* INSTRUCTION *
Collect the lines of the entries where "clusters" shows up.

* EXERCISE MATERIALS *
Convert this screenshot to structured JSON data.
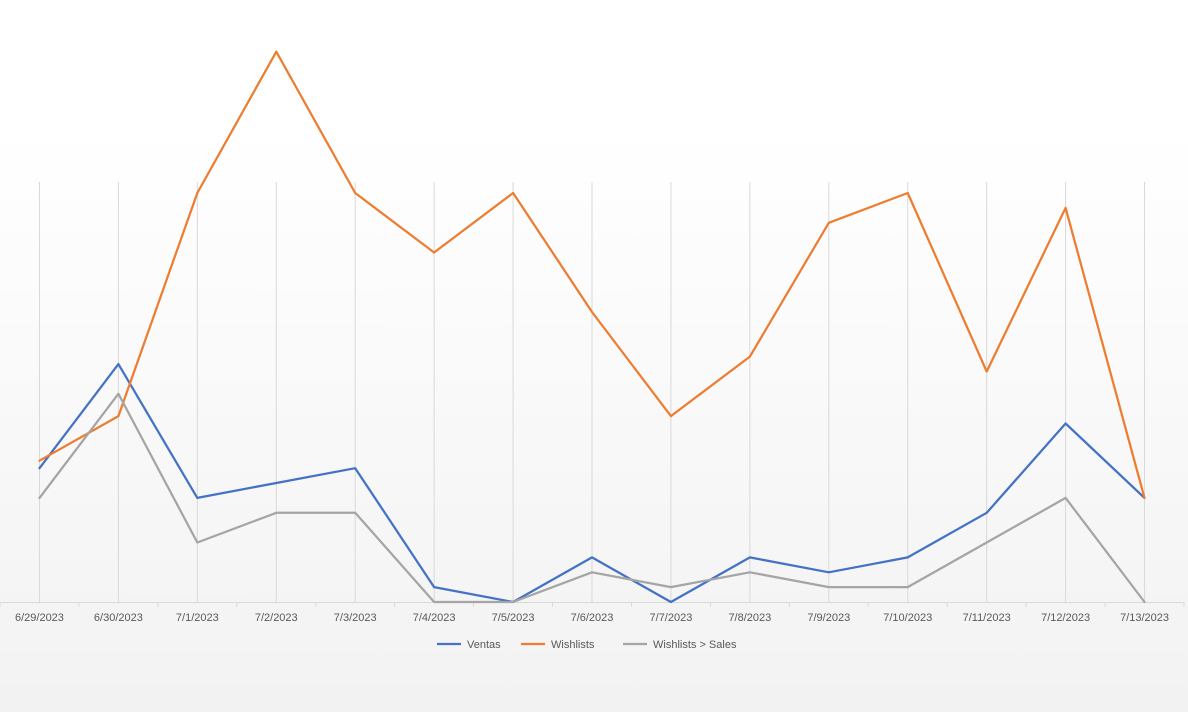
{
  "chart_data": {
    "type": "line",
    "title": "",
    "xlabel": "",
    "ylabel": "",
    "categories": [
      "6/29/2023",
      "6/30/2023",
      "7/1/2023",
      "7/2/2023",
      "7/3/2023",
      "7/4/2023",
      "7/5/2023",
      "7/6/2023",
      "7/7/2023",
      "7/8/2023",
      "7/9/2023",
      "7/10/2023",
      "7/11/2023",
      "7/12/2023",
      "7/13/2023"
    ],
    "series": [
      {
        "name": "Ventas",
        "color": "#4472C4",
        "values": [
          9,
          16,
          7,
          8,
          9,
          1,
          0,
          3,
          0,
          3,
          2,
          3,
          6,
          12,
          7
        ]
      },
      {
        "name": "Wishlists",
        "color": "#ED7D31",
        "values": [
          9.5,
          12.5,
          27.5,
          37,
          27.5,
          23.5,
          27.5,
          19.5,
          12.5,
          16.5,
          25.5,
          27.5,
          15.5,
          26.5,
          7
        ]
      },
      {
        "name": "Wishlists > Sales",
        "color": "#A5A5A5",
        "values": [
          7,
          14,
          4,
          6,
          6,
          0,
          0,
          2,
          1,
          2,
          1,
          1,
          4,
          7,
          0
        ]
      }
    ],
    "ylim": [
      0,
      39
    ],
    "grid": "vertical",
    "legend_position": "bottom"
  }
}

--

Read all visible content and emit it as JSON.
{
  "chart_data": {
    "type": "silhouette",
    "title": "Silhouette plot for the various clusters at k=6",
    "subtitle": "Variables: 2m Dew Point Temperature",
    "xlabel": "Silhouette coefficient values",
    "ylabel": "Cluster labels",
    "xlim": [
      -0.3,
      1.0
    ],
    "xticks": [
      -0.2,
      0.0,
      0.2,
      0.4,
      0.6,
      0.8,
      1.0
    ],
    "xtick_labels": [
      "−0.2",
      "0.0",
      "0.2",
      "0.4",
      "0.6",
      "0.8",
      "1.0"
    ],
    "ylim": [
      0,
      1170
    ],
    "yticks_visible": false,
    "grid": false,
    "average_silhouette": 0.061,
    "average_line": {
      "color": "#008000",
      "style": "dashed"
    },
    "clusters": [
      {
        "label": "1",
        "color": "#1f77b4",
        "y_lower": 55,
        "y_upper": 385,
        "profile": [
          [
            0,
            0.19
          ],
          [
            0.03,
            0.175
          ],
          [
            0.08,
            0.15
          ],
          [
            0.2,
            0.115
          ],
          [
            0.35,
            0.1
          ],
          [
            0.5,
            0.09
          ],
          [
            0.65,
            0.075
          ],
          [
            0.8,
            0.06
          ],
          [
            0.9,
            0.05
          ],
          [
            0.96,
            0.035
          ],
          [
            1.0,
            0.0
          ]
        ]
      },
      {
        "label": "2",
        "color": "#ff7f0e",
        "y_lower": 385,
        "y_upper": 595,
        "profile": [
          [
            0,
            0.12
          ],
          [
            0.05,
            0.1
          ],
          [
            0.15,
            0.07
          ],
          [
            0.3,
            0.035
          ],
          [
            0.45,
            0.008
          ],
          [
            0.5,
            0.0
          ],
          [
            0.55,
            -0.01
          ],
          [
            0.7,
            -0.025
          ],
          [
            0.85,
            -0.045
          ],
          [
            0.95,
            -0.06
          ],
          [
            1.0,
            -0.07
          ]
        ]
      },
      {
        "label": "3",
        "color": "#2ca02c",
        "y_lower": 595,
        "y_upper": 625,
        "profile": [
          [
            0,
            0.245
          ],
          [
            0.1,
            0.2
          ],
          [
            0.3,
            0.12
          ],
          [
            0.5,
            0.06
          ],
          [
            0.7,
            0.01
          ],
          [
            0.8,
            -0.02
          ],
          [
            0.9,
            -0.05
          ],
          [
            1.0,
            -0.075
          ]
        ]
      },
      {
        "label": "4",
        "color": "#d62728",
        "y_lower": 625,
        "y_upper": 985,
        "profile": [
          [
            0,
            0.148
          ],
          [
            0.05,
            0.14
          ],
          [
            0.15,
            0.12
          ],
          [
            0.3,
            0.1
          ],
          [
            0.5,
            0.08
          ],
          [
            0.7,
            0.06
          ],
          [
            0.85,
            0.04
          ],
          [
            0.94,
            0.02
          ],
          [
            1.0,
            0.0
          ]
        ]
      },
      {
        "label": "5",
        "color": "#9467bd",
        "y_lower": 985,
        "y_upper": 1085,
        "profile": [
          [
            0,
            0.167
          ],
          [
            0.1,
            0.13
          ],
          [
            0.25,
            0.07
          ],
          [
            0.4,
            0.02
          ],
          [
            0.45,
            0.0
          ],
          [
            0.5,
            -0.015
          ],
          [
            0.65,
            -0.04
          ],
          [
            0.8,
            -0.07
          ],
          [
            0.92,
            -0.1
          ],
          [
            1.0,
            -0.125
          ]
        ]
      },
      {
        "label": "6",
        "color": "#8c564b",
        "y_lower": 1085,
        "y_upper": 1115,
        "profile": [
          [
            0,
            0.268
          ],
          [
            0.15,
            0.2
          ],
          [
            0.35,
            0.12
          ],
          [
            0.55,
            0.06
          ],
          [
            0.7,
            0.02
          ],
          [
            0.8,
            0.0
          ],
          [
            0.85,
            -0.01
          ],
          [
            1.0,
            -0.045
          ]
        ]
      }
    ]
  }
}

* * *

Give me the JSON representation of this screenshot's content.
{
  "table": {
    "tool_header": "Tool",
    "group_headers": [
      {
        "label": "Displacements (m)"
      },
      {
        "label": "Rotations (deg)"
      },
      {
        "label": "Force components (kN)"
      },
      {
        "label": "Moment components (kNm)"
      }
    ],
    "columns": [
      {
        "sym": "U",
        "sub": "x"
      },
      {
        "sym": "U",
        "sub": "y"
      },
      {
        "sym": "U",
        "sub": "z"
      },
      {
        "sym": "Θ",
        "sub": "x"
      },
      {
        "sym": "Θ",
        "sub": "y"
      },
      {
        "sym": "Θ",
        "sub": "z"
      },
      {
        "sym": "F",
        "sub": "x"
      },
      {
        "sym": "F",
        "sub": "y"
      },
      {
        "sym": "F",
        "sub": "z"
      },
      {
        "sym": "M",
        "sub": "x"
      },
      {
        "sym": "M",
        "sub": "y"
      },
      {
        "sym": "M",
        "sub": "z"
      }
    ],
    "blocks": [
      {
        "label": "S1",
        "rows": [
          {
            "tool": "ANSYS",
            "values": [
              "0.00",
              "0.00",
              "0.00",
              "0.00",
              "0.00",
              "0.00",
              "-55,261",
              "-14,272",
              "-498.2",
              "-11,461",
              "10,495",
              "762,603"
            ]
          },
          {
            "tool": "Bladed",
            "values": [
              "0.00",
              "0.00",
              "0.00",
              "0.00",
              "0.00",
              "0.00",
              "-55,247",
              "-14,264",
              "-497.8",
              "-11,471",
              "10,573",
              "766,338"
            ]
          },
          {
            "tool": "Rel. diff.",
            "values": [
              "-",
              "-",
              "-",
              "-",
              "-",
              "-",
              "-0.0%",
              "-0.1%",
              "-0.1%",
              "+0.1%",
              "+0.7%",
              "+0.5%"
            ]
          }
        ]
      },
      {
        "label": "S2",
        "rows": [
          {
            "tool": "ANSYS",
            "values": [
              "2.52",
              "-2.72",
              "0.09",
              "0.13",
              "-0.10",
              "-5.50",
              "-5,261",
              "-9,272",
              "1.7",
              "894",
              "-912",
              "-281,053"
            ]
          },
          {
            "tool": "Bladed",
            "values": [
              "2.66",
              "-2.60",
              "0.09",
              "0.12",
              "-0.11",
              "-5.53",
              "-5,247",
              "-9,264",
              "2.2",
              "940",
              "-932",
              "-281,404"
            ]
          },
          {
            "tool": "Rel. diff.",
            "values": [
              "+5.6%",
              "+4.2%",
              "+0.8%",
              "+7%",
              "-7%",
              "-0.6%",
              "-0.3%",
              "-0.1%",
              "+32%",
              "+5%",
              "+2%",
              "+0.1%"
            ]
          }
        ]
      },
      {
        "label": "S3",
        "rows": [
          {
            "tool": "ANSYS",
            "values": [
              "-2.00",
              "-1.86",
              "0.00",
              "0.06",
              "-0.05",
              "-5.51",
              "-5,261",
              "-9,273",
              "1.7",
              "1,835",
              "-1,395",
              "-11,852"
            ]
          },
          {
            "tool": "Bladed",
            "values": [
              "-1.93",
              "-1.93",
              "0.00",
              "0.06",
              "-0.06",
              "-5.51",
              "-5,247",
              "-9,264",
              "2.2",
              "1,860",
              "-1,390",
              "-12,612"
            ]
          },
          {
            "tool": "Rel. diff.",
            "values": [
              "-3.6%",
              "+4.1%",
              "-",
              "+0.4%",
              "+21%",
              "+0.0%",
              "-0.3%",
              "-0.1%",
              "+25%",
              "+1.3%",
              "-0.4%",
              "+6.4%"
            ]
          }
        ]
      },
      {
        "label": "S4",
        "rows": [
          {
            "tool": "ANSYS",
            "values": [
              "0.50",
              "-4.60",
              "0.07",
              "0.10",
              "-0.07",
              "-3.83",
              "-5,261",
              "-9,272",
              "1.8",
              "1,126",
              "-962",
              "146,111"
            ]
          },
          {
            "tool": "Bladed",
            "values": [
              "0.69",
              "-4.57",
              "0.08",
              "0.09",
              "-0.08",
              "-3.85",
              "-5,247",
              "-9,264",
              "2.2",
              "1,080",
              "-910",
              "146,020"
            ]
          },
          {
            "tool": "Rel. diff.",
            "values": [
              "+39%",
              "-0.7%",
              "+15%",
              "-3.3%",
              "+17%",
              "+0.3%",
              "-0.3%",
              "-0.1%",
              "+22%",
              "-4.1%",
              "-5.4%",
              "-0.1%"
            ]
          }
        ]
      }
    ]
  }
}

* CORRECT OUTPUT *
    "title": "Silhouette plot for the various clusters at k=6",
    "clusters": [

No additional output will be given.